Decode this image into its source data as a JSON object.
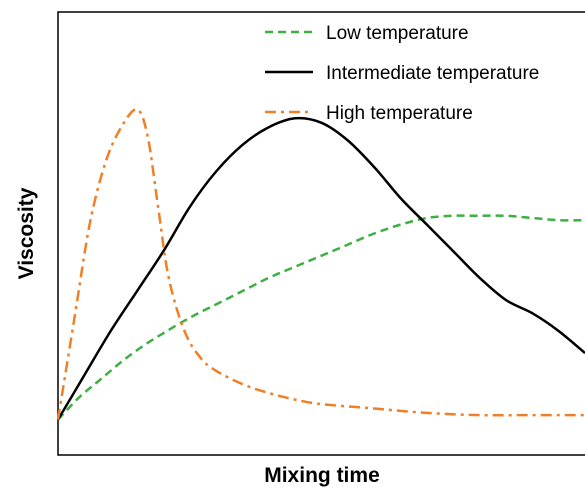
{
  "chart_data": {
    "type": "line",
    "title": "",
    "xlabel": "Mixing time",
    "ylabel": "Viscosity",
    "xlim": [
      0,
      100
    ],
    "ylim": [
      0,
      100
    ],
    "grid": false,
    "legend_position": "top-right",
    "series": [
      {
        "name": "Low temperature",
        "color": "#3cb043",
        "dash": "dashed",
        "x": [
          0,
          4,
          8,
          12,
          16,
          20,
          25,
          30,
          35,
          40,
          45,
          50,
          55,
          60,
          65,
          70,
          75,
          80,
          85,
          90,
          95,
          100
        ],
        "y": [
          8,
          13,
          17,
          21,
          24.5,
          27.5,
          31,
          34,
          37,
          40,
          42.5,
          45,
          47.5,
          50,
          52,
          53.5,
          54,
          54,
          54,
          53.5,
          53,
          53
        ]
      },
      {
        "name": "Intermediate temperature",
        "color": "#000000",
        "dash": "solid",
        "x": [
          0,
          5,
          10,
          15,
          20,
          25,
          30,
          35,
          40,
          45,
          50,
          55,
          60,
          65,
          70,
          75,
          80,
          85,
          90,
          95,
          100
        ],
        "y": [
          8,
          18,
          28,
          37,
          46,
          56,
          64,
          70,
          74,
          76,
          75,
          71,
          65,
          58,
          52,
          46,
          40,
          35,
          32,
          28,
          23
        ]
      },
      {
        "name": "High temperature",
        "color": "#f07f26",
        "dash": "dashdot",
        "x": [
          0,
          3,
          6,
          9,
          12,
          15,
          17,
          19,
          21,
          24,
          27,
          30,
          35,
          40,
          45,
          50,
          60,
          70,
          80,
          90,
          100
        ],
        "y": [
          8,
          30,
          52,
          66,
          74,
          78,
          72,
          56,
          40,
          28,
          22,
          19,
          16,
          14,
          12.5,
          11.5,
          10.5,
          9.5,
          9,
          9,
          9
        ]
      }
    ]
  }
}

++++++

Write out the records above once more, word for word, with no pictures.

__FULL ANSWER__.
Decode this image into its source data as a JSON object.
{
  "chart_data": {
    "type": "line",
    "title": "",
    "xlabel": "Mixing time",
    "ylabel": "Viscosity",
    "xlim": [
      0,
      100
    ],
    "ylim": [
      0,
      100
    ],
    "grid": false,
    "legend_position": "top-right",
    "series": [
      {
        "name": "Low temperature",
        "color": "#3cb043",
        "dash": "dashed",
        "x": [
          0,
          4,
          8,
          12,
          16,
          20,
          25,
          30,
          35,
          40,
          45,
          50,
          55,
          60,
          65,
          70,
          75,
          80,
          85,
          90,
          95,
          100
        ],
        "y": [
          8,
          13,
          17,
          21,
          24.5,
          27.5,
          31,
          34,
          37,
          40,
          42.5,
          45,
          47.5,
          50,
          52,
          53.5,
          54,
          54,
          54,
          53.5,
          53,
          53
        ]
      },
      {
        "name": "Intermediate temperature",
        "color": "#000000",
        "dash": "solid",
        "x": [
          0,
          5,
          10,
          15,
          20,
          25,
          30,
          35,
          40,
          45,
          50,
          55,
          60,
          65,
          70,
          75,
          80,
          85,
          90,
          95,
          100
        ],
        "y": [
          8,
          18,
          28,
          37,
          46,
          56,
          64,
          70,
          74,
          76,
          75,
          71,
          65,
          58,
          52,
          46,
          40,
          35,
          32,
          28,
          23
        ]
      },
      {
        "name": "High temperature",
        "color": "#f07f26",
        "dash": "dashdot",
        "x": [
          0,
          3,
          6,
          9,
          12,
          15,
          17,
          19,
          21,
          24,
          27,
          30,
          35,
          40,
          45,
          50,
          60,
          70,
          80,
          90,
          100
        ],
        "y": [
          8,
          30,
          52,
          66,
          74,
          78,
          72,
          56,
          40,
          28,
          22,
          19,
          16,
          14,
          12.5,
          11.5,
          10.5,
          9.5,
          9,
          9,
          9
        ]
      }
    ]
  }
}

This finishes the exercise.